DIRECTIONS -
Gather all lines in the entries below that include the word "title".

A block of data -
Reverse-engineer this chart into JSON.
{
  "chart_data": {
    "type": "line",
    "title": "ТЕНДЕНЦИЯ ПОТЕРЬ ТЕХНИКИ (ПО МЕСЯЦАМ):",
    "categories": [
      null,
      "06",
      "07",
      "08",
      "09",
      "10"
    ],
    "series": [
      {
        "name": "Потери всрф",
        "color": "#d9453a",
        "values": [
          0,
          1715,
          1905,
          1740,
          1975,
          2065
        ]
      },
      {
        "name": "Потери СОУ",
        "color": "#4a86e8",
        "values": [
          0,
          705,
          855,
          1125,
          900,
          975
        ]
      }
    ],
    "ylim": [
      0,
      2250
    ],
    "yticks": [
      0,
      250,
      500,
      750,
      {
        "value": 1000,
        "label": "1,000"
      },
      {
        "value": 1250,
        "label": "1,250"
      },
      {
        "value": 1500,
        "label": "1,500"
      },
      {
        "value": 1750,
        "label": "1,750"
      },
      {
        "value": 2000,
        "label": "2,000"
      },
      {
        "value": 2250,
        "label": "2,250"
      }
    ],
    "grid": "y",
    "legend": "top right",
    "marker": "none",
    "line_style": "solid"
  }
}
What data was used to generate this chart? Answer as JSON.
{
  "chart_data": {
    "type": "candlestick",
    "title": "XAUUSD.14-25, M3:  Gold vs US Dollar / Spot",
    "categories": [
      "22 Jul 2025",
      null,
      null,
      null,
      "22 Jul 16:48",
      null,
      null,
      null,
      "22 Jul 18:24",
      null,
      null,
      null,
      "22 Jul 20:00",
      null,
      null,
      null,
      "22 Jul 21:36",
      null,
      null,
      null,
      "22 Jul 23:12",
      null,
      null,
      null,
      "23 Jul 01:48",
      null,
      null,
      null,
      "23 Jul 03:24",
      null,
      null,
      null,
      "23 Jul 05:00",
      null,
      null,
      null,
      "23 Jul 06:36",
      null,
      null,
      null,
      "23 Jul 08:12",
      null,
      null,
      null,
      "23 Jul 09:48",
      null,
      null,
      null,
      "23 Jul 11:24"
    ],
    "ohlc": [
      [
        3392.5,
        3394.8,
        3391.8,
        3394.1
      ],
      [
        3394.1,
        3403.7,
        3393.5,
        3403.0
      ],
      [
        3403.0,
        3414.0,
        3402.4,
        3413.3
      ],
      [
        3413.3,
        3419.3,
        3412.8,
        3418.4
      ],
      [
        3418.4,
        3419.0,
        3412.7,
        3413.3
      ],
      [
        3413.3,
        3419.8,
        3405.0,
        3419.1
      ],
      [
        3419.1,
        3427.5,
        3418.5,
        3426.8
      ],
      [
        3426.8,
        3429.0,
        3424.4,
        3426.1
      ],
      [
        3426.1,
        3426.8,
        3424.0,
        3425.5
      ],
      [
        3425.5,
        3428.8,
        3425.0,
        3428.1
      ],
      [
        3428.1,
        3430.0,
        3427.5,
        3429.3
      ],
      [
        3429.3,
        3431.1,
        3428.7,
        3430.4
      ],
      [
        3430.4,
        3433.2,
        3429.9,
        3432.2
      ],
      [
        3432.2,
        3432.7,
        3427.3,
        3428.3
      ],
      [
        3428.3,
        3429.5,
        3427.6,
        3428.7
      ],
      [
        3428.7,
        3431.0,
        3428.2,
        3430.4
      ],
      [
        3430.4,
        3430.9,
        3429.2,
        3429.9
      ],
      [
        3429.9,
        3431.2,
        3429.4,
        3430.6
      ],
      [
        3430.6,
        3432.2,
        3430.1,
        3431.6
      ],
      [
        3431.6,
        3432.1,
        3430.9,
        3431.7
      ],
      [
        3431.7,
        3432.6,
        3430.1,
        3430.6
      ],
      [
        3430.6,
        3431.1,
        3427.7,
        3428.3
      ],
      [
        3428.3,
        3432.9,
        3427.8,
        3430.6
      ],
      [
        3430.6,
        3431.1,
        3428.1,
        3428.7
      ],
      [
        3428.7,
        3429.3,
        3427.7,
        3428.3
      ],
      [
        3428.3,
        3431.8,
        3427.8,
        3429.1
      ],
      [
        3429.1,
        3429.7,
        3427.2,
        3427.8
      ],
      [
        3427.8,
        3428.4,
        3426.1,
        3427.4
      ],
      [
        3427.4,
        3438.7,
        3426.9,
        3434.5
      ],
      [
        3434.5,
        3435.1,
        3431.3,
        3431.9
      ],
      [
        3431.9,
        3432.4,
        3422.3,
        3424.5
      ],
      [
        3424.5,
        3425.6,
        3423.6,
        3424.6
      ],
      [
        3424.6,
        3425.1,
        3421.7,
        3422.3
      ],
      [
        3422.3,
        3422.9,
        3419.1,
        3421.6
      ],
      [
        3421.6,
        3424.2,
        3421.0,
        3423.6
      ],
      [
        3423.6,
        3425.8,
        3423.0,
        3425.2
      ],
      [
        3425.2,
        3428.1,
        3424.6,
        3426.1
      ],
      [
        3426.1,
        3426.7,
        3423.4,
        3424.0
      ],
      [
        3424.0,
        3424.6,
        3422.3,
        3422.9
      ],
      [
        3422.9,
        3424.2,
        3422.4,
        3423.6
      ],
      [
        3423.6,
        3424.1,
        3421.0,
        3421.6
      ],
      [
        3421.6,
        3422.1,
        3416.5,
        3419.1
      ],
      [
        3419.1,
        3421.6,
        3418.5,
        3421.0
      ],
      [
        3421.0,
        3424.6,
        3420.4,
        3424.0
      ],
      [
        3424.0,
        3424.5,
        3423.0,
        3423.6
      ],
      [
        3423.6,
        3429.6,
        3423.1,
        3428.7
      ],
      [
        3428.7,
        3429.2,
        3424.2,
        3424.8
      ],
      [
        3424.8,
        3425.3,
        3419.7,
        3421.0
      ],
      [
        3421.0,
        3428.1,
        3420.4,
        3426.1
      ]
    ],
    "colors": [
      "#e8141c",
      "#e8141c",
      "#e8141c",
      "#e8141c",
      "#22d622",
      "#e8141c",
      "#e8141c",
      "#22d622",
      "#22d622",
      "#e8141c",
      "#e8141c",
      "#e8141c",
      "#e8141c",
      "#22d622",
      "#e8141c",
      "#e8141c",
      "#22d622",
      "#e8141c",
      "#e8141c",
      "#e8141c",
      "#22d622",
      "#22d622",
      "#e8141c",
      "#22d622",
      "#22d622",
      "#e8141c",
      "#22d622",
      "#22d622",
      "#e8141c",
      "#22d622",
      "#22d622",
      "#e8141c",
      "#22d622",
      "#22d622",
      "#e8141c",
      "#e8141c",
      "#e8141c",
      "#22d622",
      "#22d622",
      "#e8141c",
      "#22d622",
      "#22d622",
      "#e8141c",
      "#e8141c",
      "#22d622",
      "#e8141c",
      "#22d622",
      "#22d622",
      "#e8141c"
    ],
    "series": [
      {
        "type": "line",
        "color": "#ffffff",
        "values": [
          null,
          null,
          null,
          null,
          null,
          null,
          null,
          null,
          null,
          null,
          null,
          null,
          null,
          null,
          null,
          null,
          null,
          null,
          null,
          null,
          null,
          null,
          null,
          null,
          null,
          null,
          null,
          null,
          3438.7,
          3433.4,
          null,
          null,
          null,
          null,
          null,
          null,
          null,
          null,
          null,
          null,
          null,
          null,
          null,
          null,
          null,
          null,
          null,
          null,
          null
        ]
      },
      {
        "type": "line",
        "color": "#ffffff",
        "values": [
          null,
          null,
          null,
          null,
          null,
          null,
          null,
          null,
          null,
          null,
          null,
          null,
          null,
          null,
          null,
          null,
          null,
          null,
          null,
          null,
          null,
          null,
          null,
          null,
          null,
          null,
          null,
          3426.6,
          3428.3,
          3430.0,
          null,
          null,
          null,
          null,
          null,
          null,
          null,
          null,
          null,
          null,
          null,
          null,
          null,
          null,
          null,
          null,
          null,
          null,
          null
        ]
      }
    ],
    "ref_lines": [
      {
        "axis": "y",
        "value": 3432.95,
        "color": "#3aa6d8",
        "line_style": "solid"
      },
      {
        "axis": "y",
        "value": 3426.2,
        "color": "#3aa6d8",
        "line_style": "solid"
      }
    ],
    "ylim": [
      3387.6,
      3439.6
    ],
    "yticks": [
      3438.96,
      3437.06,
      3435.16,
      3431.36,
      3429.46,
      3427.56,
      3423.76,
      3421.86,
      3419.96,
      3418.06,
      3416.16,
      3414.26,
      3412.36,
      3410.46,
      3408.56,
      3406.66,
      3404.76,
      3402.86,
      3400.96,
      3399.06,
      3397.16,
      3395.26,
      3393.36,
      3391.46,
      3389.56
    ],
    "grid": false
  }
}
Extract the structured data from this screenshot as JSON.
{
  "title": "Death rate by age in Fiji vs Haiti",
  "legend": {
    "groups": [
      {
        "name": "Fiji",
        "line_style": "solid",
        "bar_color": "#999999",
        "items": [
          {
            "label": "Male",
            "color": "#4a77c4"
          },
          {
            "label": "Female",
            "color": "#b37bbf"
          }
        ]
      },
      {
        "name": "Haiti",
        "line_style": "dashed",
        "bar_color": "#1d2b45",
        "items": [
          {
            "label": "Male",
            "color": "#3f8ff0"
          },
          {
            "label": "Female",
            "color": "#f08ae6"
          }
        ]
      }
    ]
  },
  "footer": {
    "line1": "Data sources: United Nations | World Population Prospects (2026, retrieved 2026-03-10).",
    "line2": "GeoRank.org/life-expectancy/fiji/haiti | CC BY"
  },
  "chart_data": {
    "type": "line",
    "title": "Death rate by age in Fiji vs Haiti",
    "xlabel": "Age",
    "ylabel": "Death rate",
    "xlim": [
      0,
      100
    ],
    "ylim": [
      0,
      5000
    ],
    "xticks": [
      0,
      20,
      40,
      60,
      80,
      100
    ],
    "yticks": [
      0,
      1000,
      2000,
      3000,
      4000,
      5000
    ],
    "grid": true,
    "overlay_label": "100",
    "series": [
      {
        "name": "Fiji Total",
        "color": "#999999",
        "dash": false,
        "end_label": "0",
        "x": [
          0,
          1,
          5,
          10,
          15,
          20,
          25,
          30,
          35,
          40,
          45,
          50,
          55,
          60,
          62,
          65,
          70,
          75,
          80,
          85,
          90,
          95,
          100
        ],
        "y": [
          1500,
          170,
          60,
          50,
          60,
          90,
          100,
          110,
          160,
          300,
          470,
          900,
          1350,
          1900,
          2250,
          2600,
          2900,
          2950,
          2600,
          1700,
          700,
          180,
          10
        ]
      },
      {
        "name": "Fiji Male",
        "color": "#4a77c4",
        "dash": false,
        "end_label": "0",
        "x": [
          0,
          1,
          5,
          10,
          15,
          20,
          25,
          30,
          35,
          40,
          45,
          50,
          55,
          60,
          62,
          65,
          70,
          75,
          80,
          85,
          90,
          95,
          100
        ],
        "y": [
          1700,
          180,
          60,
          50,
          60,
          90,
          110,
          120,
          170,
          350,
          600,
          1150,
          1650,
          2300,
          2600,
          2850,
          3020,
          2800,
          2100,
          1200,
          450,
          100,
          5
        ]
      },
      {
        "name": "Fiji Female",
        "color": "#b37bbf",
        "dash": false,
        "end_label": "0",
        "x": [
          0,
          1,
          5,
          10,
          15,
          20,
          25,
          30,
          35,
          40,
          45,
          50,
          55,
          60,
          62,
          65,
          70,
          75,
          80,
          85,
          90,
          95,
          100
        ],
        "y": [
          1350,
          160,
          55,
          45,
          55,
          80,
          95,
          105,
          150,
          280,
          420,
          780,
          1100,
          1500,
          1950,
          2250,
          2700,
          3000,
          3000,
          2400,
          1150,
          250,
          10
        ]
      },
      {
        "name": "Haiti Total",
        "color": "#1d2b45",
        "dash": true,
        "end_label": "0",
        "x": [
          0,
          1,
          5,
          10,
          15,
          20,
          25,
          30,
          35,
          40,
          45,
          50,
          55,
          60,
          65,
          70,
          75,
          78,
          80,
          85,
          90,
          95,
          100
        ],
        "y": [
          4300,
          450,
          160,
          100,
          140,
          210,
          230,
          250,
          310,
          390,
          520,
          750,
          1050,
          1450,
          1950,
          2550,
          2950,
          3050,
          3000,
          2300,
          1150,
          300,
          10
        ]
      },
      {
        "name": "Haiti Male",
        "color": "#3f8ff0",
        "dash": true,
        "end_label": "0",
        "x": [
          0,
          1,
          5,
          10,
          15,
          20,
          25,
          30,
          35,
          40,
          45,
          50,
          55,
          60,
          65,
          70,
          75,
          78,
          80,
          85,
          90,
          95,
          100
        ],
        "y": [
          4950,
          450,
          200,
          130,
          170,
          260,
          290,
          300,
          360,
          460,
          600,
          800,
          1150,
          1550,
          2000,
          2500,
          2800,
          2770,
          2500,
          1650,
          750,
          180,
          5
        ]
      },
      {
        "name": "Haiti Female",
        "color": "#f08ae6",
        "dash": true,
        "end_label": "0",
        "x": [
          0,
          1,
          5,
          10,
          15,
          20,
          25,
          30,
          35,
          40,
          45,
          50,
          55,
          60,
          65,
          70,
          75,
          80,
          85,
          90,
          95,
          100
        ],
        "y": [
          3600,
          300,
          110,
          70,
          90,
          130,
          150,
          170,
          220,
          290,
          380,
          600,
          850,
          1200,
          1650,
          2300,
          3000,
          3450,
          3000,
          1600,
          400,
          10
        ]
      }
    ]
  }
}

EXPECTED ANSWER -
    "title": "ТЕНДЕНЦИЯ ПОТЕРЬ ТЕХНИКИ (ПО МЕСЯЦАМ):",
    "title": "XAUUSD.14-25, M3:  Gold vs US Dollar / Spot",
  "title": "Death rate by age in Fiji vs Haiti",
    "title": "Death rate by age in Fiji vs Haiti",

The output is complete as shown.